What you need to do - Word for word, give the material below again, minus any images.

::::::::::

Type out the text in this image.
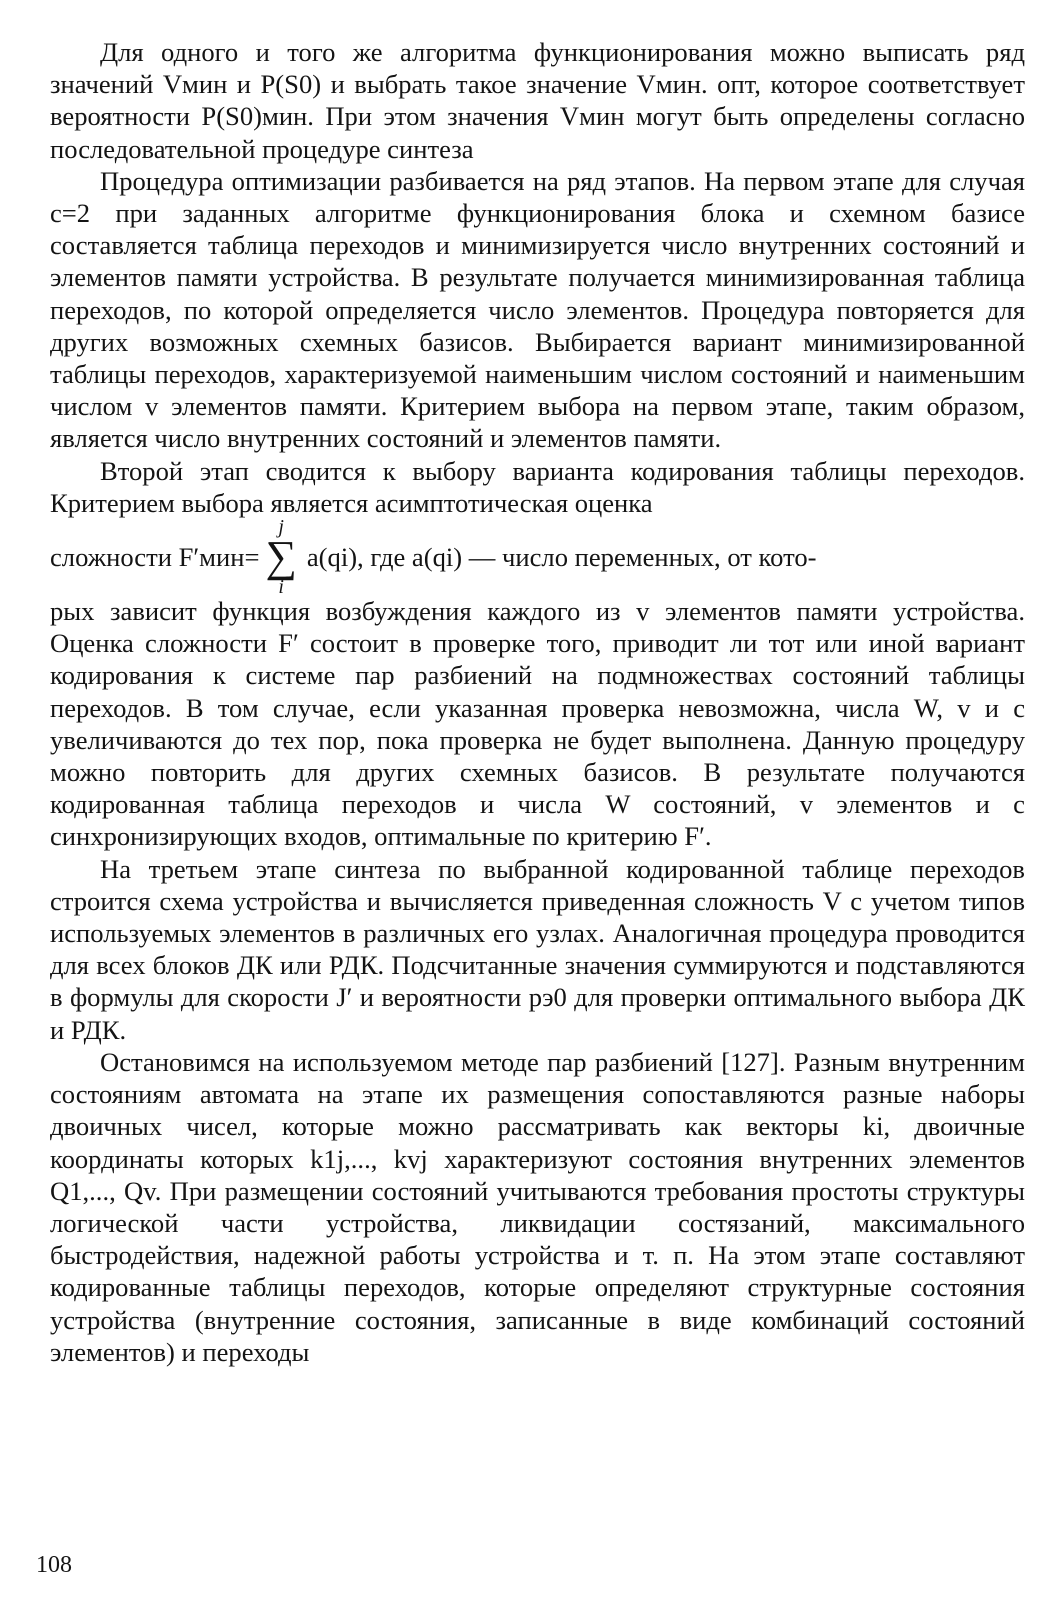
Для одного и того же алгоритма функционирования можно выписать ряд значений Vмин и P(S0) и выбрать такое значение Vмин. опт, которое соответствует вероятности P(S0)мин. При этом значения Vмин могут быть определены согласно последовательной процедуре синтеза

Процедура оптимизации разбивается на ряд этапов. На первом этапе для случая c=2 при заданных алгоритме функционирования блока и схемном базисе составляется таблица переходов и минимизируется число внутренних состояний и элементов памяти устройства. В результате получается минимизированная таблица переходов, по которой определяется число элементов. Процедура повторяется для других возможных схемных базисов. Выбирается вариант минимизированной таблицы переходов, характеризуемой наименьшим числом состояний и наименьшим числом v элементов памяти. Критерием выбора на первом этапе, таким образом, является число внутренних состояний и элементов памяти.

Второй этап сводится к выбору варианта кодирования таблицы переходов. Критерием выбора является асимптотическая оценка

сложности F′мин=
j
∑
i
a(qi), где a(qi) — число переменных, от кото-

рых зависит функция возбуждения каждого из v элементов памяти устройства. Оценка сложности F′ состоит в проверке того, приводит ли тот или иной вариант кодирования к системе пар разбиений на подмножествах состояний таблицы переходов. В том случае, если указанная проверка невозможна, числа W, v и c увеличиваются до тех пор, пока проверка не будет выполнена. Данную процедуру можно повторить для других схемных базисов. В результате получаются кодированная таблица переходов и числа W состояний, v элементов и c синхронизирующих входов, оптимальные по критерию F′.

На третьем этапе синтеза по выбранной кодированной таблице переходов строится схема устройства и вычисляется приведенная сложность V с учетом типов используемых элементов в различных его узлах. Аналогичная процедура проводится для всех блоков ДК или РДК. Подсчитанные значения суммируются и подставляются в формулы для скорости J′ и вероятности pэ0 для проверки оптимального выбора ДК и РДК.

Остановимся на используемом методе пар разбиений [127]. Разным внутренним состояниям автомата на этапе их размещения сопоставляются разные наборы двоичных чисел, которые можно рассматривать как векторы ki, двоичные координаты которых k1j,..., kvj характеризуют состояния внутренних элементов Q1,..., Qv. При размещении состояний учитываются требования простоты структуры логической части устройства, ликвидации состязаний, максимального быстродействия, надежной работы устройства и т. п. На этом этапе составляют кодированные таблицы переходов, которые определяют структурные состояния устройства (внутренние состояния, записанные в виде комбинаций состояний элементов) и переходы

108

::::::::::

Answer in full -
Type out the text in this image.
Для одного и того же алгоритма функционирования можно выписать ряд значений Vмин и P(S0) и выбрать такое значение Vмин. опт, которое соответствует вероятности P(S0)мин. При этом значения Vмин могут быть определены согласно последовательной процедуре синтеза

Процедура оптимизации разбивается на ряд этапов. На первом этапе для случая c=2 при заданных алгоритме функционирования блока и схемном базисе составляется таблица переходов и минимизируется число внутренних состояний и элементов памяти устройства. В результате получается минимизированная таблица переходов, по которой определяется число элементов. Процедура повторяется для других возможных схемных базисов. Выбирается вариант минимизированной таблицы переходов, характеризуемой наименьшим числом состояний и наименьшим числом v элементов памяти. Критерием выбора на первом этапе, таким образом, является число внутренних состояний и элементов памяти.

Второй этап сводится к выбору варианта кодирования таблицы переходов. Критерием выбора является асимптотическая оценка

сложности F′мин=
j
∑
i
a(qi), где a(qi) — число переменных, от кото-

рых зависит функция возбуждения каждого из v элементов памяти устройства. Оценка сложности F′ состоит в проверке того, приводит ли тот или иной вариант кодирования к системе пар разбиений на подмножествах состояний таблицы переходов. В том случае, если указанная проверка невозможна, числа W, v и c увеличиваются до тех пор, пока проверка не будет выполнена. Данную процедуру можно повторить для других схемных базисов. В результате получаются кодированная таблица переходов и числа W состояний, v элементов и c синхронизирующих входов, оптимальные по критерию F′.

На третьем этапе синтеза по выбранной кодированной таблице переходов строится схема устройства и вычисляется приведенная сложность V с учетом типов используемых элементов в различных его узлах. Аналогичная процедура проводится для всех блоков ДК или РДК. Подсчитанные значения суммируются и подставляются в формулы для скорости J′ и вероятности pэ0 для проверки оптимального выбора ДК и РДК.

Остановимся на используемом методе пар разбиений [127]. Разным внутренним состояниям автомата на этапе их размещения сопоставляются разные наборы двоичных чисел, которые можно рассматривать как векторы ki, двоичные координаты которых k1j,..., kvj характеризуют состояния внутренних элементов Q1,..., Qv. При размещении состояний учитываются требования простоты структуры логической части устройства, ликвидации состязаний, максимального быстродействия, надежной работы устройства и т. п. На этом этапе составляют кодированные таблицы переходов, которые определяют структурные состояния устройства (внутренние состояния, записанные в виде комбинаций состояний элементов) и переходы

108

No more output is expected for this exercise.